### EXERCISE PROMPT
Copy each line of the records that contains the word "hidastui".

Data listing:
..........

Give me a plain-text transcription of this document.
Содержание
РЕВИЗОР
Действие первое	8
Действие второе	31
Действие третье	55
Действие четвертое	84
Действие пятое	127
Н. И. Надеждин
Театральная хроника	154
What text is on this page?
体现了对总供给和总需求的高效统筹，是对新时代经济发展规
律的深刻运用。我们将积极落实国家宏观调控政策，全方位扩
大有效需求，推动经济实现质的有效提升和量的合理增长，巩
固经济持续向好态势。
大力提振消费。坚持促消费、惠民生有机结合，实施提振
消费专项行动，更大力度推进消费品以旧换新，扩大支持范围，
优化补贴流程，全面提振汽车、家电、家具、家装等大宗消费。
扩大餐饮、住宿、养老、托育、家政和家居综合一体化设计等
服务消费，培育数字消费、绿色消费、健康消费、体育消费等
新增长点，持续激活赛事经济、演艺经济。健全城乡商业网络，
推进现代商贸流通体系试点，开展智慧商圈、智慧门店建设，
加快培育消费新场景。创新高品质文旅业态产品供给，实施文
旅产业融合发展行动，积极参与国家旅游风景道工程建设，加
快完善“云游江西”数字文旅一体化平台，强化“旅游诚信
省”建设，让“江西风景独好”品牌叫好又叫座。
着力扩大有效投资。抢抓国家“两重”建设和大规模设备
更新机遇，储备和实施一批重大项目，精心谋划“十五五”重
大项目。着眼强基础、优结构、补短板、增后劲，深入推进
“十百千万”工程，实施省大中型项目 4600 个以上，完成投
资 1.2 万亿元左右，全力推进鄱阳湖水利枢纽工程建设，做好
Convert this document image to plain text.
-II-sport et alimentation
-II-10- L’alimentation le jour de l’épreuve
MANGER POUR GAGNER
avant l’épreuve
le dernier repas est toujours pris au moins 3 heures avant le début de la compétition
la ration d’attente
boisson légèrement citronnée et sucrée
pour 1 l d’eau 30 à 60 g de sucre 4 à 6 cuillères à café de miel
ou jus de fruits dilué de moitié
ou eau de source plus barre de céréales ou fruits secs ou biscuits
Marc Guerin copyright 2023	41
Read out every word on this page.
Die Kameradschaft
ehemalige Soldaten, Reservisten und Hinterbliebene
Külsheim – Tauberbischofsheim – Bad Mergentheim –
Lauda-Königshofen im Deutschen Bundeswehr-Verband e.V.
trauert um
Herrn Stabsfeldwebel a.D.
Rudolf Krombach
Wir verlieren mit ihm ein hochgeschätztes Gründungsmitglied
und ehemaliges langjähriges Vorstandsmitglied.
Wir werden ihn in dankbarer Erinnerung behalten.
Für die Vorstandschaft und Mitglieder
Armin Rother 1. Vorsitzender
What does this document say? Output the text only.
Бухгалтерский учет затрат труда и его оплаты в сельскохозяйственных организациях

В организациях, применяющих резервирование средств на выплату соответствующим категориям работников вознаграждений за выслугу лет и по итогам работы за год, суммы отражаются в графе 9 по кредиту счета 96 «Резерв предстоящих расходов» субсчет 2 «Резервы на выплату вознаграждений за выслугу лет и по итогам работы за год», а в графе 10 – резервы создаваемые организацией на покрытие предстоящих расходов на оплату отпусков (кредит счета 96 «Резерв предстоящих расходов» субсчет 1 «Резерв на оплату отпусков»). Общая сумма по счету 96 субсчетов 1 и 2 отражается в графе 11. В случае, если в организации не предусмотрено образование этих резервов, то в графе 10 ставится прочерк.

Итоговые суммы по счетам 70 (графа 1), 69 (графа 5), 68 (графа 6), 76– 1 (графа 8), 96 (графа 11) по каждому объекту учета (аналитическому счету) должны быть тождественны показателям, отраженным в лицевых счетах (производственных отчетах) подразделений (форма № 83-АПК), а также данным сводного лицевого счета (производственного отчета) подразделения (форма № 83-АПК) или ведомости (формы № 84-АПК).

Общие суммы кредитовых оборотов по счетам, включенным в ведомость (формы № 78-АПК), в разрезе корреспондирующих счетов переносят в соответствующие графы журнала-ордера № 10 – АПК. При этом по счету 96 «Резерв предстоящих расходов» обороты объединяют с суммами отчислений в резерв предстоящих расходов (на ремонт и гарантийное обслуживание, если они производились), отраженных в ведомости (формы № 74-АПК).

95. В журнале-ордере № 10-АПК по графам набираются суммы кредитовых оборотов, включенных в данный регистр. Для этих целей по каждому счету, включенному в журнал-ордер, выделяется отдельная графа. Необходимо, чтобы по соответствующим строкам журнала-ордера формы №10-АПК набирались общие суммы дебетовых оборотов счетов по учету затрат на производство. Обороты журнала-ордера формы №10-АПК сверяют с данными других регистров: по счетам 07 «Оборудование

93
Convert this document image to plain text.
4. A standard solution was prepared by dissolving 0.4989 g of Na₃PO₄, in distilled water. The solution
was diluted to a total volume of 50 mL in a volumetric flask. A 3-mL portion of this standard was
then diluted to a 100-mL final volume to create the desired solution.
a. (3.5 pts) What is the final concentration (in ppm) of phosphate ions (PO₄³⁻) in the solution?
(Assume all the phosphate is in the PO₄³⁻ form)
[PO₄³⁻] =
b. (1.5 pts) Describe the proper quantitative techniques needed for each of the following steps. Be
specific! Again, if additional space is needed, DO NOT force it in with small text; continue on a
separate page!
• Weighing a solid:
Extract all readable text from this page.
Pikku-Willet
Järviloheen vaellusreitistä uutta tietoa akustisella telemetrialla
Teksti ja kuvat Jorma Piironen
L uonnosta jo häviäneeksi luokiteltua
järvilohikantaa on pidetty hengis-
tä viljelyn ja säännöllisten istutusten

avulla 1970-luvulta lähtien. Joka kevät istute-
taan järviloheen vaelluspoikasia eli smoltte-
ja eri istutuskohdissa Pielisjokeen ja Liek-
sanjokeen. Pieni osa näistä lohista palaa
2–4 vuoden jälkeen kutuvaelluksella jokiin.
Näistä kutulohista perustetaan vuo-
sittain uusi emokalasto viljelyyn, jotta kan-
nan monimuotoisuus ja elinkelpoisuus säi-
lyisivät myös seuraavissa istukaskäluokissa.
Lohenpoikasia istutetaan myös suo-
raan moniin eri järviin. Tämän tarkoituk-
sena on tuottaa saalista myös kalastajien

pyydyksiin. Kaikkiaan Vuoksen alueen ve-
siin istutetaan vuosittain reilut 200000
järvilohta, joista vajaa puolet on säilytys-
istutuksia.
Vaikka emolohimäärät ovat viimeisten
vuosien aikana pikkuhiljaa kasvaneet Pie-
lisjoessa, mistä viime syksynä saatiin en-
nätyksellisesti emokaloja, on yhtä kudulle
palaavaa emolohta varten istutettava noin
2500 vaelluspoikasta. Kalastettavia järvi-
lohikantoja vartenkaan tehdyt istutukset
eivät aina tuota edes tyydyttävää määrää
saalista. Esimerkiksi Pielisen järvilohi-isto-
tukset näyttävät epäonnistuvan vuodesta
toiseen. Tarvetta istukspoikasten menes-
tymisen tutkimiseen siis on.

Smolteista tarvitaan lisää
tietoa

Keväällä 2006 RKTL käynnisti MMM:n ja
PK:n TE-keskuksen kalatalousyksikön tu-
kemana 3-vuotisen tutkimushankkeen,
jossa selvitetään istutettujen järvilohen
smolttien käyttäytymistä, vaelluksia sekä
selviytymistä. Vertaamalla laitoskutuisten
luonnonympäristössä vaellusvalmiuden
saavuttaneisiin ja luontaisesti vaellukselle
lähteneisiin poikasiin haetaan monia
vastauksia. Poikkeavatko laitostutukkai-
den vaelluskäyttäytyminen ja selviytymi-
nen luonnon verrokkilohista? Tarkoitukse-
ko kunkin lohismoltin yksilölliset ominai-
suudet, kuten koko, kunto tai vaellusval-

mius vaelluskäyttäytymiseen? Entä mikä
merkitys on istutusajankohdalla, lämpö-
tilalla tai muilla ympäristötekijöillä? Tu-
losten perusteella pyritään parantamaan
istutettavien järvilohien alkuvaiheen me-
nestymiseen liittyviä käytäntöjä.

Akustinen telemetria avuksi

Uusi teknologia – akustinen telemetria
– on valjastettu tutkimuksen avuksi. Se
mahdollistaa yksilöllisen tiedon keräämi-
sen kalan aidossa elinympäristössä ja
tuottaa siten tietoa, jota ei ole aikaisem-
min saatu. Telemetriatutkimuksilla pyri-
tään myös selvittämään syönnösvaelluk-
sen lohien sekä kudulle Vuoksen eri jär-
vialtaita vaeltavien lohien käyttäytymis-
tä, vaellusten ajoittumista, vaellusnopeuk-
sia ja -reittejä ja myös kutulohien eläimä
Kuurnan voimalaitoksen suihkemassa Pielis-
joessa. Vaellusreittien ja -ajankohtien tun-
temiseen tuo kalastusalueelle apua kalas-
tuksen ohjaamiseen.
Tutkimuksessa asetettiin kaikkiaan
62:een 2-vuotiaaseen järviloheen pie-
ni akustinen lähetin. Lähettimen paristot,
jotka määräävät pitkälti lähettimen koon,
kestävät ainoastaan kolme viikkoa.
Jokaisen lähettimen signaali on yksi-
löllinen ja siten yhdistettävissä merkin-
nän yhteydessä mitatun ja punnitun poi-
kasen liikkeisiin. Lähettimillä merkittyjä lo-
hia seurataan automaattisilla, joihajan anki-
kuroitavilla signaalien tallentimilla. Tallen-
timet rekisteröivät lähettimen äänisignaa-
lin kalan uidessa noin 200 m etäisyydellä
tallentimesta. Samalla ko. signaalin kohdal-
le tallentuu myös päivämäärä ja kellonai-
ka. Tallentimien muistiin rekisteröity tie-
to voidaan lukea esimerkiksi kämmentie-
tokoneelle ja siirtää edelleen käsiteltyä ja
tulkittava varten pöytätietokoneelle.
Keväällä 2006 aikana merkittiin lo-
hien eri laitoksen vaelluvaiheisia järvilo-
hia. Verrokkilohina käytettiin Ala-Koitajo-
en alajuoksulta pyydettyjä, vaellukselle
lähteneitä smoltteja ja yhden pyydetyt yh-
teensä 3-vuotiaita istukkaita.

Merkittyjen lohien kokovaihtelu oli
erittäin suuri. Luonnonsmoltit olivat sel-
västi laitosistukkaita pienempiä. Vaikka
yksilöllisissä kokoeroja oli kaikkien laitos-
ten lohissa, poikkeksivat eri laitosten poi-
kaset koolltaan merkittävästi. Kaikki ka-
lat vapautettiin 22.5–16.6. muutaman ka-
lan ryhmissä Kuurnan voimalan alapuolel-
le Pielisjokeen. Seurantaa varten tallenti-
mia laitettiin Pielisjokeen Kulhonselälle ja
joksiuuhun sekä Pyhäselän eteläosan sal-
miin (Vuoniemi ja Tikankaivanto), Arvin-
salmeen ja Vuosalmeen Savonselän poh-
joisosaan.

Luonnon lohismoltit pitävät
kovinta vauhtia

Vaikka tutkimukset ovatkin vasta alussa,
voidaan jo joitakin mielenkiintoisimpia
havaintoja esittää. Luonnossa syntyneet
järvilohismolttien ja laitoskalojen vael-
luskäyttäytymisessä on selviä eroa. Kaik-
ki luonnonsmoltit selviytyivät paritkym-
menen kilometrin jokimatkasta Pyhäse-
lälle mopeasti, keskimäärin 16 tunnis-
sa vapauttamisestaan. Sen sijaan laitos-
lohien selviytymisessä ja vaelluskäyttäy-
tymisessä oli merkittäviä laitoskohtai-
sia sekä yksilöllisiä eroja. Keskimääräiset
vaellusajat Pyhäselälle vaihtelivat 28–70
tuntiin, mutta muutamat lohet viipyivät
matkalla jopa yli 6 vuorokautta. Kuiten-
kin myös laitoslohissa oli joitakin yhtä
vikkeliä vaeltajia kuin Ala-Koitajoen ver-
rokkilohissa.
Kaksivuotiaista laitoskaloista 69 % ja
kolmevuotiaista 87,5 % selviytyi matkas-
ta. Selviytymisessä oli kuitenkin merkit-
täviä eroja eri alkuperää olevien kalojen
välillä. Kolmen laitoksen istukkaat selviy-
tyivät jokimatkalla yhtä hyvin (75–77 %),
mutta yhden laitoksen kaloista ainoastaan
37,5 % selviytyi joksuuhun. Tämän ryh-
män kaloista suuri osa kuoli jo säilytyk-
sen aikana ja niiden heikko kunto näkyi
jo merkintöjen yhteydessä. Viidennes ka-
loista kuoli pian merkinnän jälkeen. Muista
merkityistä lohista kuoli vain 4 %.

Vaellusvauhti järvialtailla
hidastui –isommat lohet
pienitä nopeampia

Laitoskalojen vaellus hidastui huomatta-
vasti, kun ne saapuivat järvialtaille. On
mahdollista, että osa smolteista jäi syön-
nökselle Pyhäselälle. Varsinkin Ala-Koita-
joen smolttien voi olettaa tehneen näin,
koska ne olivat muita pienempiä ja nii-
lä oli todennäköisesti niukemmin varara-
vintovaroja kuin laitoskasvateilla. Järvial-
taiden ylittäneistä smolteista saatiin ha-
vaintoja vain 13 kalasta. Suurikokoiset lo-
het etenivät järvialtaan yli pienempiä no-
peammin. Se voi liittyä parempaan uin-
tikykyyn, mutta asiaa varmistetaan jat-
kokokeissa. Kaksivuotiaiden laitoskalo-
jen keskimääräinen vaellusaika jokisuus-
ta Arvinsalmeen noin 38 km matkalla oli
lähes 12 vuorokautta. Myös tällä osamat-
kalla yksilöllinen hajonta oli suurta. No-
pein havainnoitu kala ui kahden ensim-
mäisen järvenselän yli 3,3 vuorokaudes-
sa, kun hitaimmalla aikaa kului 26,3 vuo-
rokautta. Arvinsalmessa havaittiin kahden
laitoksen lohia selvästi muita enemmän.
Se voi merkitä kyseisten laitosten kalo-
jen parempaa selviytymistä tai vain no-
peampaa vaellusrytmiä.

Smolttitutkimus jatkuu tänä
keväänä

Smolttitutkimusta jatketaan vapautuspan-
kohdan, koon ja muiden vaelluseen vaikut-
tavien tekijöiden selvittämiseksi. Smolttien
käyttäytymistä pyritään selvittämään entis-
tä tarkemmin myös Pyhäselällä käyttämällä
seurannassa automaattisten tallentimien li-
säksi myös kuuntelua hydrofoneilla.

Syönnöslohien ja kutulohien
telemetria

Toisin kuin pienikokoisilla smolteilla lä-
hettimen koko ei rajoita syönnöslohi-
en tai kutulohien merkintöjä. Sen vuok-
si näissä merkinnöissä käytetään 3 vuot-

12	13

..........

### ANSWER IN FULL
hidastui –isommat lohet
Laitoskalojen vaellus hidastui huomatta-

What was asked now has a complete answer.